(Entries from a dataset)
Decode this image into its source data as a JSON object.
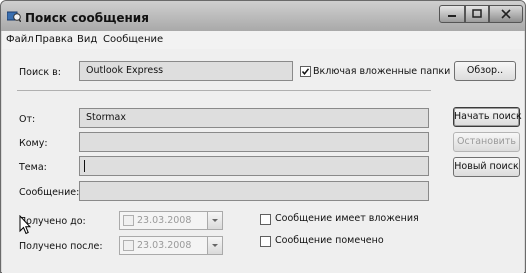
{
  "window": {
    "title": "Поиск сообщения"
  },
  "menu": [
    {
      "label": "Файл"
    },
    {
      "label": "Правка"
    },
    {
      "label": "Вид"
    },
    {
      "label": "Сообщение"
    }
  ],
  "search_in": {
    "label": "Поиск в:",
    "value": "Outlook Express",
    "include_subfolders_label": "Включая вложенные папки",
    "include_subfolders_checked": true,
    "browse_label": "Обзор.."
  },
  "fields": {
    "from_label": "От:",
    "from_value": "Stormax",
    "to_label": "Кому:",
    "to_value": "",
    "subject_label": "Тема:",
    "subject_value": "",
    "message_label": "Сообщение:",
    "message_value": ""
  },
  "buttons": {
    "start_search": "Начать поиск",
    "stop": "Остановить",
    "new_search": "Новый поиск"
  },
  "received_before": {
    "label": "Получено до:",
    "date": "23.03.2008"
  },
  "received_after": {
    "label": "Получено после:",
    "date": "23.03.2008"
  },
  "options": {
    "has_attachments_label": "Сообщение имеет вложения",
    "flagged_label": "Сообщение помечено"
  }
}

_AIM OF THE EXERCISE_
Write out the full set of lines verbatim, without the pictures.

_EXERCISE RESPONSE_
Decode this image into its source data as a JSON object.
{
  "window": {
    "title": "Поиск сообщения"
  },
  "menu": [
    {
      "label": "Файл"
    },
    {
      "label": "Правка"
    },
    {
      "label": "Вид"
    },
    {
      "label": "Сообщение"
    }
  ],
  "search_in": {
    "label": "Поиск в:",
    "value": "Outlook Express",
    "include_subfolders_label": "Включая вложенные папки",
    "include_subfolders_checked": true,
    "browse_label": "Обзор.."
  },
  "fields": {
    "from_label": "От:",
    "from_value": "Stormax",
    "to_label": "Кому:",
    "to_value": "",
    "subject_label": "Тема:",
    "subject_value": "",
    "message_label": "Сообщение:",
    "message_value": ""
  },
  "buttons": {
    "start_search": "Начать поиск",
    "stop": "Остановить",
    "new_search": "Новый поиск"
  },
  "received_before": {
    "label": "Получено до:",
    "date": "23.03.2008"
  },
  "received_after": {
    "label": "Получено после:",
    "date": "23.03.2008"
  },
  "options": {
    "has_attachments_label": "Сообщение имеет вложения",
    "flagged_label": "Сообщение помечено"
  }
}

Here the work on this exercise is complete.